─── Trecho fornecido ───

Processo nº: 00186259720124010000

Assessoria de Comunicação
Procuradoria Regional da República da 1ª Região
Telefone: (61) 3317-4583

terça-feira, 17 de abril de 2012

Belo Monte demite 60, agride e manda prender trabalhadores


Uma liderança grevista foi demitida e agredida por um segurança privado do consórcio. Outro, que aparecera em vídeo participando da greve em gravações internas feitas pela empresa, foi demitido e posteriormente preso sem explicação pela Polícia Militar
Por Ruy Sposati
Presença policial durante greve dos trabalhadores de Belo Monte (foto: Ruy Sposati)
BLOG DA AMAZÔNIA – O Consórcio Construtor Belo Monte (CCBM), responsável pelas obras da terceira maior usina hidrelétrica do planeta, na região de Altamira (PA), demitiu ao menos 60 operários que participaram da última greve que paralisou a obra por sete dias, entre os dias 5 e 12 de abril.
Uma liderança grevista foi demitida e agredida por um segurança privado do consórcio. Outro, que aparecera em vídeo participando da greve em gravações internas feitas pela empresa, foi demitido e posteriormente preso sem explicação pela Polícia Militar – segundo os trabalhadores, chamada pelo consórcio, enquanto dormia em um dos alojamentos do CCBM.

─── Linhas de dados ───

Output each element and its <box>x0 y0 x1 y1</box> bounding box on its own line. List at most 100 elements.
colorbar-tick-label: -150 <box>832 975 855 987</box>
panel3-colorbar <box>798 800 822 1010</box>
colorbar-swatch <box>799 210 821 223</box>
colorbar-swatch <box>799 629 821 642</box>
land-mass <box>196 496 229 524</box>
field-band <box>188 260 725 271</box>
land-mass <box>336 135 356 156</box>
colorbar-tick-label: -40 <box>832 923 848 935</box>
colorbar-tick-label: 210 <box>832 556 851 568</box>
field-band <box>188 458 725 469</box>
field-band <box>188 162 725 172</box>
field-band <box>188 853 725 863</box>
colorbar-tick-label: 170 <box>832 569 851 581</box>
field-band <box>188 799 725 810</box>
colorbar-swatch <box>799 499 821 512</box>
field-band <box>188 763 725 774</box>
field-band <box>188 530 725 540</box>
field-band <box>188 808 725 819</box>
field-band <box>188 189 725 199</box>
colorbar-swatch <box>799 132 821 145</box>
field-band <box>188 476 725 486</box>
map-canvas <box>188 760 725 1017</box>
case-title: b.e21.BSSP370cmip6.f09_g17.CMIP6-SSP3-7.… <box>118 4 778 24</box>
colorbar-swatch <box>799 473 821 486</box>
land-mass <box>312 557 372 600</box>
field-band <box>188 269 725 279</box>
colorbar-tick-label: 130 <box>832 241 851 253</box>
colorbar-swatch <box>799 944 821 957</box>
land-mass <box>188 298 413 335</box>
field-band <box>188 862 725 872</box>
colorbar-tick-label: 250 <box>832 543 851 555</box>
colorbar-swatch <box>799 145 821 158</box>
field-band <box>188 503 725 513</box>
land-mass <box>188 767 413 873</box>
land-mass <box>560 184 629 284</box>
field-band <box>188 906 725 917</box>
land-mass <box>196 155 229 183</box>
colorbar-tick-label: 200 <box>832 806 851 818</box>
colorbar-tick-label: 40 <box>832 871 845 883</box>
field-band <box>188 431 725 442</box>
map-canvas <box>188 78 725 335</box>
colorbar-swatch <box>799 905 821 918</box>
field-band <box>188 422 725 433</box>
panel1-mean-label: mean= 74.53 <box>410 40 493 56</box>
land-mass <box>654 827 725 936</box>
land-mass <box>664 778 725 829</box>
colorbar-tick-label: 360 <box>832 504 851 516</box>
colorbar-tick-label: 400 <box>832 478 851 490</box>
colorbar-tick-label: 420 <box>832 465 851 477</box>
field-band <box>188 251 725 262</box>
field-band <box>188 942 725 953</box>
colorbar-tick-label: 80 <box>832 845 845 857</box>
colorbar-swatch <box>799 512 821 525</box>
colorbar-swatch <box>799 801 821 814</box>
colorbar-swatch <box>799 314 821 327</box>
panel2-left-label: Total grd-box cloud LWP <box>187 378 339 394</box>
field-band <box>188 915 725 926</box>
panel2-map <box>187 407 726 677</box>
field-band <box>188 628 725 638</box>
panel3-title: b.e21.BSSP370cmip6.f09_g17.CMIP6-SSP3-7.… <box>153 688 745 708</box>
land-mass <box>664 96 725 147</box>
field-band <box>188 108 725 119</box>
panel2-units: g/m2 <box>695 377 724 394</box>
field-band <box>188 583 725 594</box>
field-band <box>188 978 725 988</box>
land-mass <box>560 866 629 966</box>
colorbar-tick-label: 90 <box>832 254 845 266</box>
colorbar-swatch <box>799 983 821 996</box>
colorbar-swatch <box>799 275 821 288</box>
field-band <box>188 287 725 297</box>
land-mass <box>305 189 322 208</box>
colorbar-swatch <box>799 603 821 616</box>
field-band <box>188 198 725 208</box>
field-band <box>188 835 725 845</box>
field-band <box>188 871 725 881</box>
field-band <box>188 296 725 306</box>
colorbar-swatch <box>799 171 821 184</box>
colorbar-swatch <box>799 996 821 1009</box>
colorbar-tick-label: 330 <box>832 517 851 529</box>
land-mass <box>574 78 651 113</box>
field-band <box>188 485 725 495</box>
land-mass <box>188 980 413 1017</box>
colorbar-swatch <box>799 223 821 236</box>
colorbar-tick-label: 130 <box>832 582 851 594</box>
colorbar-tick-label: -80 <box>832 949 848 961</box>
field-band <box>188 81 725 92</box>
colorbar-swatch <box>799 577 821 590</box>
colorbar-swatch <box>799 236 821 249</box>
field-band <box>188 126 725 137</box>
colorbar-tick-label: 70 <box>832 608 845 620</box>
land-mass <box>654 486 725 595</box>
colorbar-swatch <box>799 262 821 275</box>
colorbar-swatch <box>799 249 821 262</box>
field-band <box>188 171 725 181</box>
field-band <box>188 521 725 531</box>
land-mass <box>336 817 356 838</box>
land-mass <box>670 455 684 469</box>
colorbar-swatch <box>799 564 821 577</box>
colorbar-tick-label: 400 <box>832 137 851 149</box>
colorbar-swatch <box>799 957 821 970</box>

───

Exercícios a fazer:
- a) Por favor, explique em uma a três frases como, segundo o trecho, a participação de um dos trabalhadores na greve ficou registrada e o que aconteceu com ele depois.
- b) Segundo o trecho, por quantos dias a última greve paralisou a obra?
As linhas são um material independente do trecho.

Respostas:
- a) Ele aparecia em vídeo participando da greve, em gravações internas feitas pela empresa. Foi demitido e, depois, preso sem explicação pela Polícia Militar enquanto dormia em um dos alojamentos do CCBM.

- b) Por sete dias, entre 5 e 12 de abril.